■ **TO DO**
Transcribe the entries that follow, word for word.

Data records
* start *

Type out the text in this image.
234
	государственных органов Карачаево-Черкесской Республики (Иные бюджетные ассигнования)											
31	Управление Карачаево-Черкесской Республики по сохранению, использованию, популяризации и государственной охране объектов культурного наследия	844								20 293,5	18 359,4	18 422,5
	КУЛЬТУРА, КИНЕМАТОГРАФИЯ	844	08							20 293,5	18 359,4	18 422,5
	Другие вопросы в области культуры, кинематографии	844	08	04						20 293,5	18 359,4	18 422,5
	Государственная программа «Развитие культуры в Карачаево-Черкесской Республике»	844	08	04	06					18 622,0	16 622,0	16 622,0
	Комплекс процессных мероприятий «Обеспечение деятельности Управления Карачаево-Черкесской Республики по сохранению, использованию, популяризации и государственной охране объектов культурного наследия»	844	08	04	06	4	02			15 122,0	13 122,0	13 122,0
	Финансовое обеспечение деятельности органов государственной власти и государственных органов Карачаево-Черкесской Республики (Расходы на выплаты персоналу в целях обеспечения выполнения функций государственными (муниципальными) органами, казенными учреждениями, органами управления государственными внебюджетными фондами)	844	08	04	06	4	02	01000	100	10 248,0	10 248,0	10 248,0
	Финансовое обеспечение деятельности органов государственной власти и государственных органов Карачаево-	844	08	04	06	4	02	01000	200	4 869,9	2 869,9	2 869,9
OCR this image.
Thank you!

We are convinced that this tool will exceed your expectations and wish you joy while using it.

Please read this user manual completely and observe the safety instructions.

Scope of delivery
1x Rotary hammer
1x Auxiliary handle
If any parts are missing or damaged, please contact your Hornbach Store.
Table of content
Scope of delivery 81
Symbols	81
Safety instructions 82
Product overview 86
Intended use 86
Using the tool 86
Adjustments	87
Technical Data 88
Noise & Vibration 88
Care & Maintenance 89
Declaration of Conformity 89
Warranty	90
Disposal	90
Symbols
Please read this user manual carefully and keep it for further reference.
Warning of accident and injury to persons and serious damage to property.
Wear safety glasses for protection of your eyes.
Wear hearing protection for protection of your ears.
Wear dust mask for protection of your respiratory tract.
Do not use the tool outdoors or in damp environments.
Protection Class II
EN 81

* end *

■ **CORRECT RESPONSE**
Type out the text in this image.
234
	государственных органов Карачаево-Черкесской Республики (Иные бюджетные ассигнования)											
31	Управление Карачаево-Черкесской Республики по сохранению, использованию, популяризации и государственной охране объектов культурного наследия	844								20 293,5	18 359,4	18 422,5
	КУЛЬТУРА, КИНЕМАТОГРАФИЯ	844	08							20 293,5	18 359,4	18 422,5
	Другие вопросы в области культуры, кинематографии	844	08	04						20 293,5	18 359,4	18 422,5
	Государственная программа «Развитие культуры в Карачаево-Черкесской Республике»	844	08	04	06					18 622,0	16 622,0	16 622,0
	Комплекс процессных мероприятий «Обеспечение деятельности Управления Карачаево-Черкесской Республики по сохранению, использованию, популяризации и государственной охране объектов культурного наследия»	844	08	04	06	4	02			15 122,0	13 122,0	13 122,0
	Финансовое обеспечение деятельности органов государственной власти и государственных органов Карачаево-Черкесской Республики (Расходы на выплаты персоналу в целях обеспечения выполнения функций государственными (муниципальными) органами, казенными учреждениями, органами управления государственными внебюджетными фондами)	844	08	04	06	4	02	01000	100	10 248,0	10 248,0	10 248,0
	Финансовое обеспечение деятельности органов государственной власти и государственных органов Карачаево-	844	08	04	06	4	02	01000	200	4 869,9	2 869,9	2 869,9
OCR this image.
Thank you!

We are convinced that this tool will exceed your expectations and wish you joy while using it.

Please read this user manual completely and observe the safety instructions.

Scope of delivery
1x Rotary hammer
1x Auxiliary handle
If any parts are missing or damaged, please contact your Hornbach Store.
Table of content
Scope of delivery 81
Symbols	81
Safety instructions 82
Product overview 86
Intended use 86
Using the tool 86
Adjustments	87
Technical Data 88
Noise & Vibration 88
Care & Maintenance 89
Declaration of Conformity 89
Warranty	90
Disposal	90
Symbols
Please read this user manual carefully and keep it for further reference.
Warning of accident and injury to persons and serious damage to property.
Wear safety glasses for protection of your eyes.
Wear hearing protection for protection of your ears.
Wear dust mask for protection of your respiratory tract.
Do not use the tool outdoors or in damp environments.
Protection Class II
EN 81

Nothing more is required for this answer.